Figure contents as structured data:
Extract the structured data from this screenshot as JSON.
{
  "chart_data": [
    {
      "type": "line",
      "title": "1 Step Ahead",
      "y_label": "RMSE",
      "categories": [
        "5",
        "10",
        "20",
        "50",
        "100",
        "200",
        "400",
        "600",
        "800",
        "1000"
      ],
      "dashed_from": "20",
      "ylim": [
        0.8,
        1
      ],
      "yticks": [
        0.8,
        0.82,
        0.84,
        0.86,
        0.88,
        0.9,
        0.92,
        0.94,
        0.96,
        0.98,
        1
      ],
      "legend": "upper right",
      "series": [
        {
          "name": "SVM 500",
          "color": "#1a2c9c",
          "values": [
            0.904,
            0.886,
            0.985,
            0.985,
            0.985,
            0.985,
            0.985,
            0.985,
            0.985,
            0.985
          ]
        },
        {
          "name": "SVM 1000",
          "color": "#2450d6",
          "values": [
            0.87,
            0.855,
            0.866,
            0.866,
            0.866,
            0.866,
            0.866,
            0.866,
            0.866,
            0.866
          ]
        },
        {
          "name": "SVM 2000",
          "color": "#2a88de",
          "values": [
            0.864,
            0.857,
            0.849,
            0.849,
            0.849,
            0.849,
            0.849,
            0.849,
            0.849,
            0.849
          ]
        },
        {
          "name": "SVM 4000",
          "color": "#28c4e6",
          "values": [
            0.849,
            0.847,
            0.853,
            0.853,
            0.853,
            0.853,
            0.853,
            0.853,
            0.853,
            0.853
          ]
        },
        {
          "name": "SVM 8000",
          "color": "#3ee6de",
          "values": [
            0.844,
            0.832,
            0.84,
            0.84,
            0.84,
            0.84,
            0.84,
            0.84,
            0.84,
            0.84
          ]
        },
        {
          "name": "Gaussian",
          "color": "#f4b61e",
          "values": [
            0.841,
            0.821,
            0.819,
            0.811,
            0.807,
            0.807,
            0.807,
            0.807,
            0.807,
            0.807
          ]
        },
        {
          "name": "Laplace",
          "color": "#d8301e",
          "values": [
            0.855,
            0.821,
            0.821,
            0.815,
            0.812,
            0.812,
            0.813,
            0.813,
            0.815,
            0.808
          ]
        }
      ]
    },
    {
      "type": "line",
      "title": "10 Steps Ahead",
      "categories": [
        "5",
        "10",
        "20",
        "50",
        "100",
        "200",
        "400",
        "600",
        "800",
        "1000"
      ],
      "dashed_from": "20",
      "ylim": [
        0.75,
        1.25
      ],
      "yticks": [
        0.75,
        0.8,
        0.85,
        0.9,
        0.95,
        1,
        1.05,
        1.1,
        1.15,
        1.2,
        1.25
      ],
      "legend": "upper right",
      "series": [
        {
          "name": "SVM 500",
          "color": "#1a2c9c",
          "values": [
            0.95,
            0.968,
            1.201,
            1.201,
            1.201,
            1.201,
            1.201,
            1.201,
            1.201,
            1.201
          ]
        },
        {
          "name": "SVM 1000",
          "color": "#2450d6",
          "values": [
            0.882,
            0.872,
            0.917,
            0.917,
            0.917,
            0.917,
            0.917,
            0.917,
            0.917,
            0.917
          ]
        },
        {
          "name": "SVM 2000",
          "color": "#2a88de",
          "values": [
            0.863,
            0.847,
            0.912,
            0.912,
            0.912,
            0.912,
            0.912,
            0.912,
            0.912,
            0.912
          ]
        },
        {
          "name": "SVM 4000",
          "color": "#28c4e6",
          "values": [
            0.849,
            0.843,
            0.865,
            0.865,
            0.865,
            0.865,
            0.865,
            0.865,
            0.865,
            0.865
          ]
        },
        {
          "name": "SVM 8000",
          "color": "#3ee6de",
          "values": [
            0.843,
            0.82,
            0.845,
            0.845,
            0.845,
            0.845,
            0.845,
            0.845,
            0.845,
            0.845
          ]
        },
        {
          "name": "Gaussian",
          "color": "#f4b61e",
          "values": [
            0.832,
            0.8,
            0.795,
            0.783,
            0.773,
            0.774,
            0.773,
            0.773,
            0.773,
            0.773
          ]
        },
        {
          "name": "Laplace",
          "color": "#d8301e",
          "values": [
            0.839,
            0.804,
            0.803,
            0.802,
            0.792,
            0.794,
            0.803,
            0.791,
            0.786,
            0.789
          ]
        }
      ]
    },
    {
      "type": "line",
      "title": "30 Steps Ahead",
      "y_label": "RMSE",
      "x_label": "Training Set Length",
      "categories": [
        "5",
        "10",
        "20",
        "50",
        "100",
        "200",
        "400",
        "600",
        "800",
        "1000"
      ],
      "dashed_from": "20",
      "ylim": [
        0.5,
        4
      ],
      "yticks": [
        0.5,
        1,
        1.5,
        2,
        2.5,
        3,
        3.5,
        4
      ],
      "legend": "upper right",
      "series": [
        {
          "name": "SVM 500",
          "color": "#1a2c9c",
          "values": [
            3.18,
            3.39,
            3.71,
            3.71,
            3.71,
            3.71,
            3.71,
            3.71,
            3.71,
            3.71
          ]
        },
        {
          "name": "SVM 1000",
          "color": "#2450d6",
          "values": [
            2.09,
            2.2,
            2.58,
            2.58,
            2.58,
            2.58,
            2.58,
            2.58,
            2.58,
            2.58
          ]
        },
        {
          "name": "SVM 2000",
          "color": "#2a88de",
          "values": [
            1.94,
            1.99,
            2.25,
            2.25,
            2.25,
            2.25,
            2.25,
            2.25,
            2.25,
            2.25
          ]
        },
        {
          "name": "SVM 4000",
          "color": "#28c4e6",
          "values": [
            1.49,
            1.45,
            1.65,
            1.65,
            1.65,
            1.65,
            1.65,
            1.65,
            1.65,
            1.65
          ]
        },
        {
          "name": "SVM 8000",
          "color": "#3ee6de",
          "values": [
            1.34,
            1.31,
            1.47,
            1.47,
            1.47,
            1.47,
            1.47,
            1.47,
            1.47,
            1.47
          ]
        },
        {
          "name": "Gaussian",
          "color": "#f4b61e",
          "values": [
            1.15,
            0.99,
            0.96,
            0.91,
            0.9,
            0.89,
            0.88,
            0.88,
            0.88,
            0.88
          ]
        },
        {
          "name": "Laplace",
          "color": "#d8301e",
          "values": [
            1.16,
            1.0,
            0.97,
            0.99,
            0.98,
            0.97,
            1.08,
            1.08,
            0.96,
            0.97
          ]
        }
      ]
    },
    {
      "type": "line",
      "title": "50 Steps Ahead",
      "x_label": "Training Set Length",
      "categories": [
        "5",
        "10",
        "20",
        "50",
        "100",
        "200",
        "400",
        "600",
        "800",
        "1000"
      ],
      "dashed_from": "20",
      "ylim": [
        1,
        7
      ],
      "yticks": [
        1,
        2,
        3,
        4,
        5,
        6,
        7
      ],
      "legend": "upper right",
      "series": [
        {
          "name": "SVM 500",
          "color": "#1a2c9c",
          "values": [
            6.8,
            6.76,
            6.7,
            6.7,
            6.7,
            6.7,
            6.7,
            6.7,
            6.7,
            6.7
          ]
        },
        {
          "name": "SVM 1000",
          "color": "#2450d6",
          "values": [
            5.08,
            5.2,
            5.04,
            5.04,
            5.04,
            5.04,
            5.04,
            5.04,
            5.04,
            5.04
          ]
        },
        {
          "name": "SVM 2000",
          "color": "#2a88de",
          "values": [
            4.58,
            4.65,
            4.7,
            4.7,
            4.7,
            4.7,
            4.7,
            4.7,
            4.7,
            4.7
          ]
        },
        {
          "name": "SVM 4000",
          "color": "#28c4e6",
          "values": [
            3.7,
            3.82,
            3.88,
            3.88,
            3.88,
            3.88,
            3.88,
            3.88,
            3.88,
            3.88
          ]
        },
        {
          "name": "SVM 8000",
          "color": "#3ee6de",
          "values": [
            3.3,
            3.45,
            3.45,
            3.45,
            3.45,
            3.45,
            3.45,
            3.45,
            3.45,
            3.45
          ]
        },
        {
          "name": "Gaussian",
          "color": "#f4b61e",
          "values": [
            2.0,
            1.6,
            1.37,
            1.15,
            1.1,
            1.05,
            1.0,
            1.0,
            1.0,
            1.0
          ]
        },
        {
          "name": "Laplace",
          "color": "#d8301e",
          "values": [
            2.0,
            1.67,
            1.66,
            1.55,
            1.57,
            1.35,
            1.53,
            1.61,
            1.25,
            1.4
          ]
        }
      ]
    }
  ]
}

> Written instruction
Go through the records and show every line with the string "Ahead" in it.

> Result for this task
      "title": "1 Step Ahead",
      "title": "10 Steps Ahead",
      "title": "30 Steps Ahead",
      "title": "50 Steps Ahead",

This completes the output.